[TASK TO COMPLETE]
Without omitting anything, retype the data that follows.

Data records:

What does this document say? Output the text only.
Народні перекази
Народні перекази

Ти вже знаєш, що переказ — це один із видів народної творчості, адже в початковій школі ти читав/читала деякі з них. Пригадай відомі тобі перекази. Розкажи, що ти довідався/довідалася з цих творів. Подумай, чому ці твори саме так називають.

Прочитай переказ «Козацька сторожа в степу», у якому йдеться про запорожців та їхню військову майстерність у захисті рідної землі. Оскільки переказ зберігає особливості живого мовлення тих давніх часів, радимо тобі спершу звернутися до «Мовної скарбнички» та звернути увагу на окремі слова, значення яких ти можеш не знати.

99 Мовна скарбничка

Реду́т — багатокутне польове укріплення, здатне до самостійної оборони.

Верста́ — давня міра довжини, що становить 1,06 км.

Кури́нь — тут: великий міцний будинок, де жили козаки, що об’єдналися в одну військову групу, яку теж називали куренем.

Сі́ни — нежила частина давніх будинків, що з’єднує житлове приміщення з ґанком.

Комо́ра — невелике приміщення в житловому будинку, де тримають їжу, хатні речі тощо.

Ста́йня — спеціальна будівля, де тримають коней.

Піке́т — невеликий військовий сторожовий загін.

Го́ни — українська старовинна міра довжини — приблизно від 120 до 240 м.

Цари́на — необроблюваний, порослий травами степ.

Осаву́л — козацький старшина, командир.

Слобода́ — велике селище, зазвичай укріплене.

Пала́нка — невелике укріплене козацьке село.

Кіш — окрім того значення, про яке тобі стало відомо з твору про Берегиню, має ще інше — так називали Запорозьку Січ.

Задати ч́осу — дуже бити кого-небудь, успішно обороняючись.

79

[TASK ANSWER]
What does this document say? Output the text only.
Народні перекази
Народні перекази

Ти вже знаєш, що переказ — це один із видів народної творчості, адже в початковій школі ти читав/читала деякі з них. Пригадай відомі тобі перекази. Розкажи, що ти довідався/довідалася з цих творів. Подумай, чому ці твори саме так називають.

Прочитай переказ «Козацька сторожа в степу», у якому йдеться про запорожців та їхню військову майстерність у захисті рідної землі. Оскільки переказ зберігає особливості живого мовлення тих давніх часів, радимо тобі спершу звернутися до «Мовної скарбнички» та звернути увагу на окремі слова, значення яких ти можеш не знати.

99 Мовна скарбничка

Реду́т — багатокутне польове укріплення, здатне до самостійної оборони.

Верста́ — давня міра довжини, що становить 1,06 км.

Кури́нь — тут: великий міцний будинок, де жили козаки, що об’єдналися в одну військову групу, яку теж називали куренем.

Сі́ни — нежила частина давніх будинків, що з’єднує житлове приміщення з ґанком.

Комо́ра — невелике приміщення в житловому будинку, де тримають їжу, хатні речі тощо.

Ста́йня — спеціальна будівля, де тримають коней.

Піке́т — невеликий військовий сторожовий загін.

Го́ни — українська старовинна міра довжини — приблизно від 120 до 240 м.

Цари́на — необроблюваний, порослий травами степ.

Осаву́л — козацький старшина, командир.

Слобода́ — велике селище, зазвичай укріплене.

Пала́нка — невелике укріплене козацьке село.

Кіш — окрім того значення, про яке тобі стало відомо з твору про Берегиню, має ще інше — так називали Запорозьку Січ.

Задати ч́осу — дуже бити кого-небудь, успішно обороняючись.

79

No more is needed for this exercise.